*Stated exercise*
Leave the pictures out and transcribe every record exactly.

Figure contents as structured data
•••••
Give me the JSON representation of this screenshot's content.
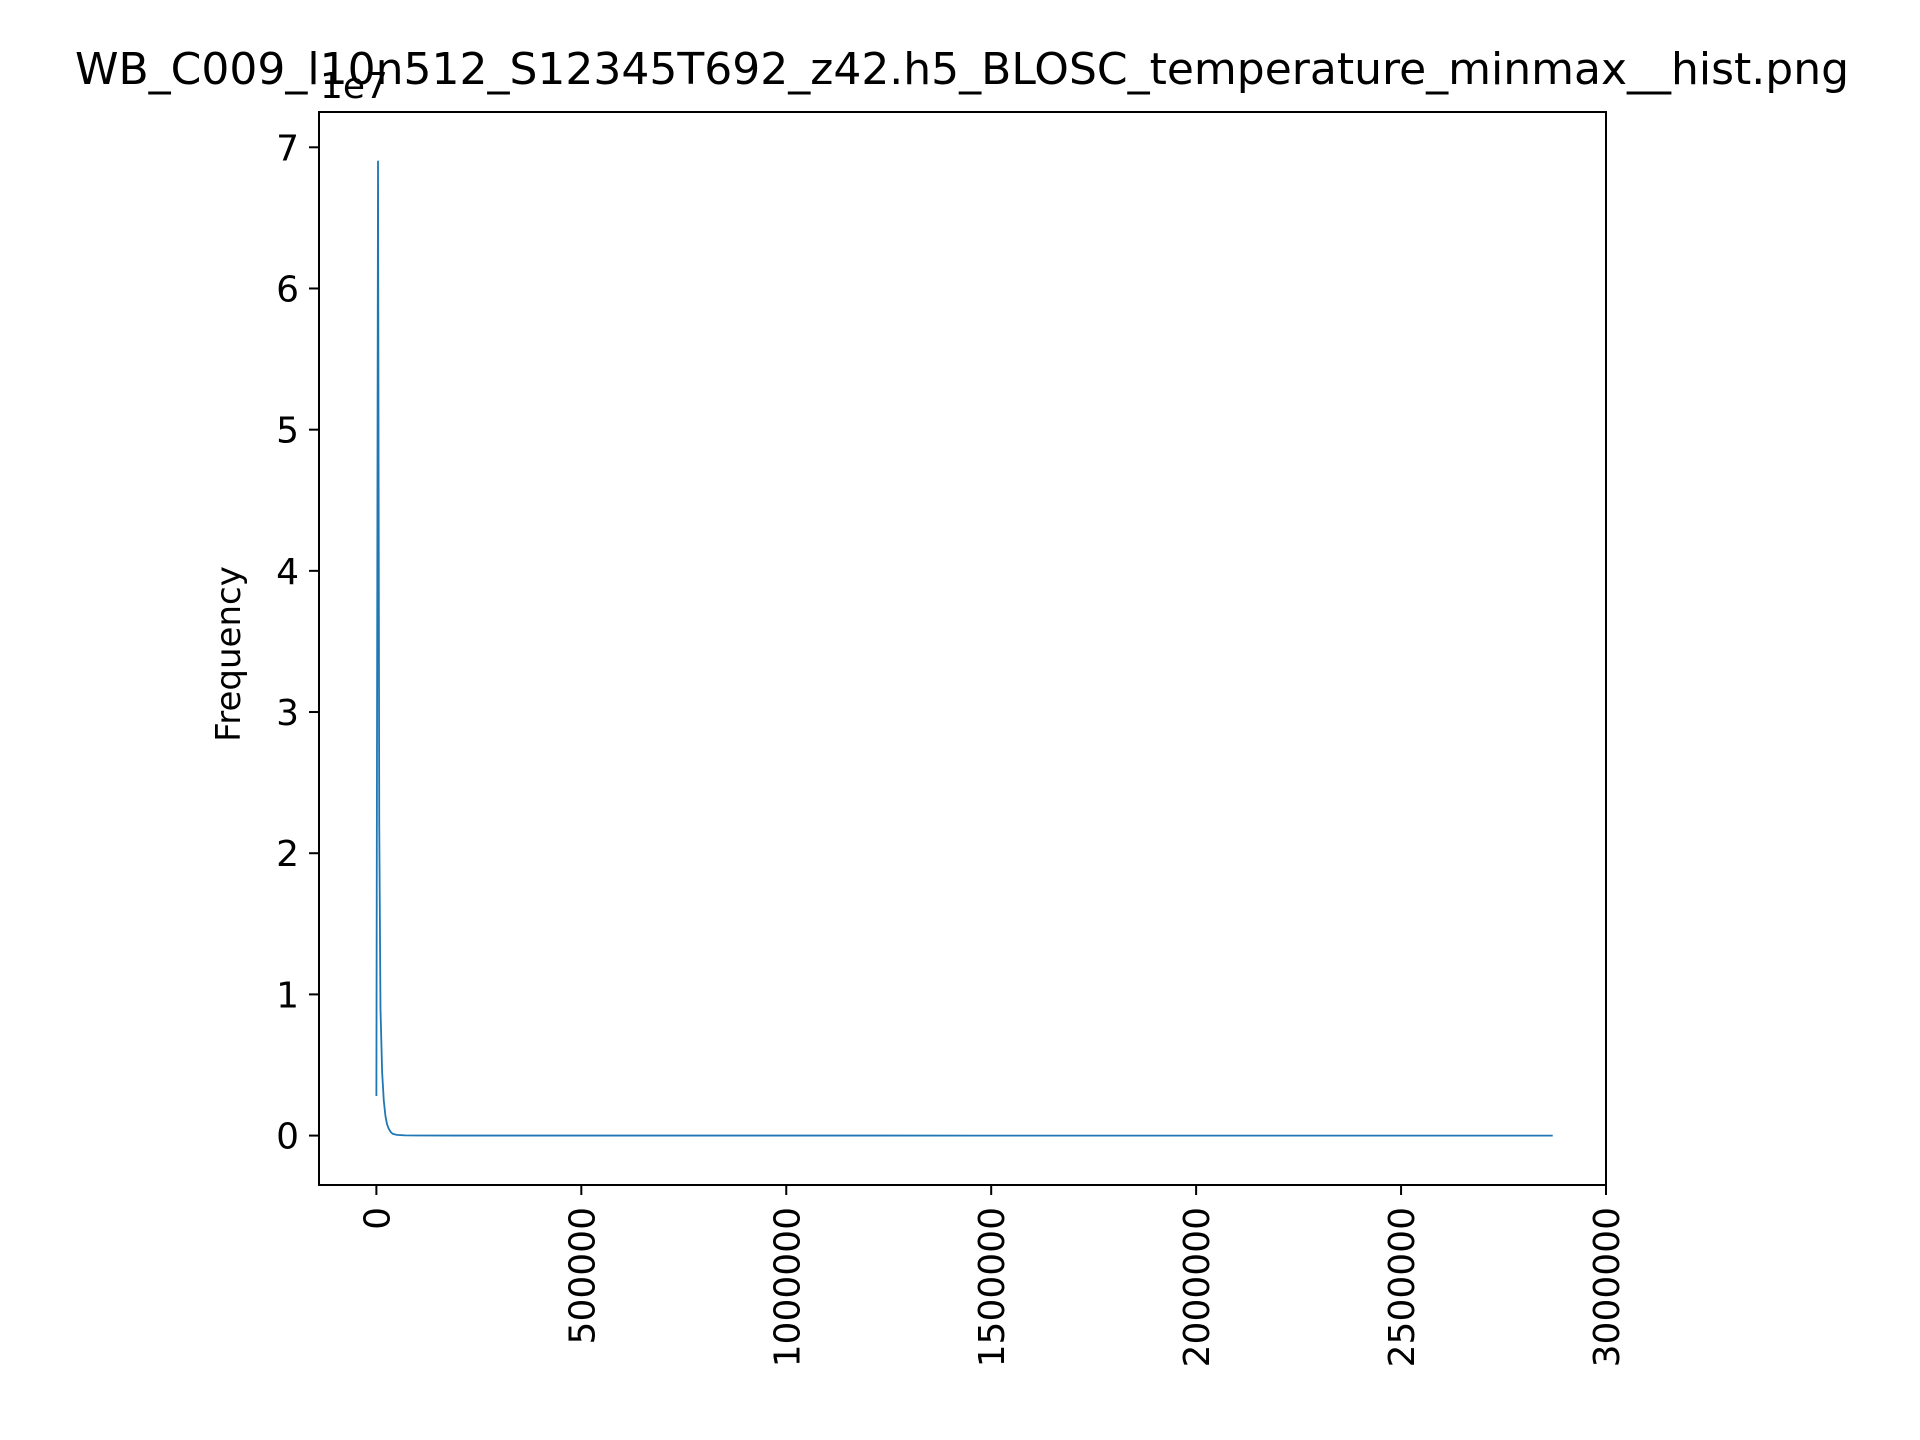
{
  "chart_data": {
    "type": "line",
    "title": "WB_C009_l10n512_S12345T692_z42.h5_BLOSC_temperature_minmax__hist.png",
    "xlabel": "",
    "ylabel": "Frequency",
    "y_scale_label": "1e7",
    "xlim": [
      -140000,
      3000000
    ],
    "ylim": [
      -3500000,
      72500000
    ],
    "x_ticks": [
      0,
      500000,
      1000000,
      1500000,
      2000000,
      2500000,
      3000000
    ],
    "x_tick_labels": [
      "0",
      "500000",
      "1000000",
      "1500000",
      "2000000",
      "2500000",
      "3000000"
    ],
    "y_ticks": [
      0,
      10000000,
      20000000,
      30000000,
      40000000,
      50000000,
      60000000,
      70000000
    ],
    "y_tick_labels": [
      "0",
      "1",
      "2",
      "3",
      "4",
      "5",
      "6",
      "7"
    ],
    "grid": false,
    "legend": "none",
    "series": [
      {
        "color": "#1f77b4",
        "x": [
          0,
          4000,
          7000,
          10000,
          14000,
          18000,
          22000,
          26000,
          30000,
          35000,
          40000,
          50000,
          70000,
          100000,
          200000,
          500000,
          1000000,
          1500000,
          2000000,
          2500000,
          2870000
        ],
        "y": [
          2800000,
          69000000,
          22000000,
          9000000,
          4500000,
          2500000,
          1400000,
          800000,
          500000,
          250000,
          120000,
          50000,
          15000,
          5000,
          1000,
          200,
          50,
          20,
          10,
          5,
          2
        ]
      }
    ]
  }
}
•••••
*Result of the exercise*
Give me the JSON representation of this screenshot's content.
{
  "chart_data": {
    "type": "line",
    "title": "WB_C009_l10n512_S12345T692_z42.h5_BLOSC_temperature_minmax__hist.png",
    "xlabel": "",
    "ylabel": "Frequency",
    "y_scale_label": "1e7",
    "xlim": [
      -140000,
      3000000
    ],
    "ylim": [
      -3500000,
      72500000
    ],
    "x_ticks": [
      0,
      500000,
      1000000,
      1500000,
      2000000,
      2500000,
      3000000
    ],
    "x_tick_labels": [
      "0",
      "500000",
      "1000000",
      "1500000",
      "2000000",
      "2500000",
      "3000000"
    ],
    "y_ticks": [
      0,
      10000000,
      20000000,
      30000000,
      40000000,
      50000000,
      60000000,
      70000000
    ],
    "y_tick_labels": [
      "0",
      "1",
      "2",
      "3",
      "4",
      "5",
      "6",
      "7"
    ],
    "grid": false,
    "legend": "none",
    "series": [
      {
        "color": "#1f77b4",
        "x": [
          0,
          4000,
          7000,
          10000,
          14000,
          18000,
          22000,
          26000,
          30000,
          35000,
          40000,
          50000,
          70000,
          100000,
          200000,
          500000,
          1000000,
          1500000,
          2000000,
          2500000,
          2870000
        ],
        "y": [
          2800000,
          69000000,
          22000000,
          9000000,
          4500000,
          2500000,
          1400000,
          800000,
          500000,
          250000,
          120000,
          50000,
          15000,
          5000,
          1000,
          200,
          50,
          20,
          10,
          5,
          2
        ]
      }
    ]
  }
}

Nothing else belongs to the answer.